### Problem statement
Retype the material in full, keeping every word the same.

A block of data
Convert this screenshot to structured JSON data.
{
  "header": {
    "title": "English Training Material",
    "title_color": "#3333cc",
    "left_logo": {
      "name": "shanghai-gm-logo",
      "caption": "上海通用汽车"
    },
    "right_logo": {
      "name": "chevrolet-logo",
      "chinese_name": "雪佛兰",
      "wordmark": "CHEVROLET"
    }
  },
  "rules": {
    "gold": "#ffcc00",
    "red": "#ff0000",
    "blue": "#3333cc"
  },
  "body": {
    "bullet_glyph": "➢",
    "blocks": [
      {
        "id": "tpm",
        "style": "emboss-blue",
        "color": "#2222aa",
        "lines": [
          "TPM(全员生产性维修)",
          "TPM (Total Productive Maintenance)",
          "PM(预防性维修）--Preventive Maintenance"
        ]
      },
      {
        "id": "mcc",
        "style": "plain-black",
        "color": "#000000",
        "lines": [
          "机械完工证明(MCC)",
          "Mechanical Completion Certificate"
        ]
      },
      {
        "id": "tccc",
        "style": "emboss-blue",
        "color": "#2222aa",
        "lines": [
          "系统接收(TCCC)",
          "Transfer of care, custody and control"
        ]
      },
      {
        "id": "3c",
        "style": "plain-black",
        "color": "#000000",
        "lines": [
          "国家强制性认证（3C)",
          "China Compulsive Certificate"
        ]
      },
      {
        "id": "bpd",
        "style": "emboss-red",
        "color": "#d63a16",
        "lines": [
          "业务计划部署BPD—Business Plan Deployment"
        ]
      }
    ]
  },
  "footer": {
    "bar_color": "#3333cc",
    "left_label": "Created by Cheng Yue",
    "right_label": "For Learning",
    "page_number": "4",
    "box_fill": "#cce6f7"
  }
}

### Solution for this exercise
Convert this screenshot to structured JSON data.
{
  "header": {
    "title": "English Training Material",
    "title_color": "#3333cc",
    "left_logo": {
      "name": "shanghai-gm-logo",
      "caption": "上海通用汽车"
    },
    "right_logo": {
      "name": "chevrolet-logo",
      "chinese_name": "雪佛兰",
      "wordmark": "CHEVROLET"
    }
  },
  "rules": {
    "gold": "#ffcc00",
    "red": "#ff0000",
    "blue": "#3333cc"
  },
  "body": {
    "bullet_glyph": "➢",
    "blocks": [
      {
        "id": "tpm",
        "style": "emboss-blue",
        "color": "#2222aa",
        "lines": [
          "TPM(全员生产性维修)",
          "TPM (Total Productive Maintenance)",
          "PM(预防性维修）--Preventive Maintenance"
        ]
      },
      {
        "id": "mcc",
        "style": "plain-black",
        "color": "#000000",
        "lines": [
          "机械完工证明(MCC)",
          "Mechanical Completion Certificate"
        ]
      },
      {
        "id": "tccc",
        "style": "emboss-blue",
        "color": "#2222aa",
        "lines": [
          "系统接收(TCCC)",
          "Transfer of care, custody and control"
        ]
      },
      {
        "id": "3c",
        "style": "plain-black",
        "color": "#000000",
        "lines": [
          "国家强制性认证（3C)",
          "China Compulsive Certificate"
        ]
      },
      {
        "id": "bpd",
        "style": "emboss-red",
        "color": "#d63a16",
        "lines": [
          "业务计划部署BPD—Business Plan Deployment"
        ]
      }
    ]
  },
  "footer": {
    "bar_color": "#3333cc",
    "left_label": "Created by Cheng Yue",
    "right_label": "For Learning",
    "page_number": "4",
    "box_fill": "#cce6f7"
  }
}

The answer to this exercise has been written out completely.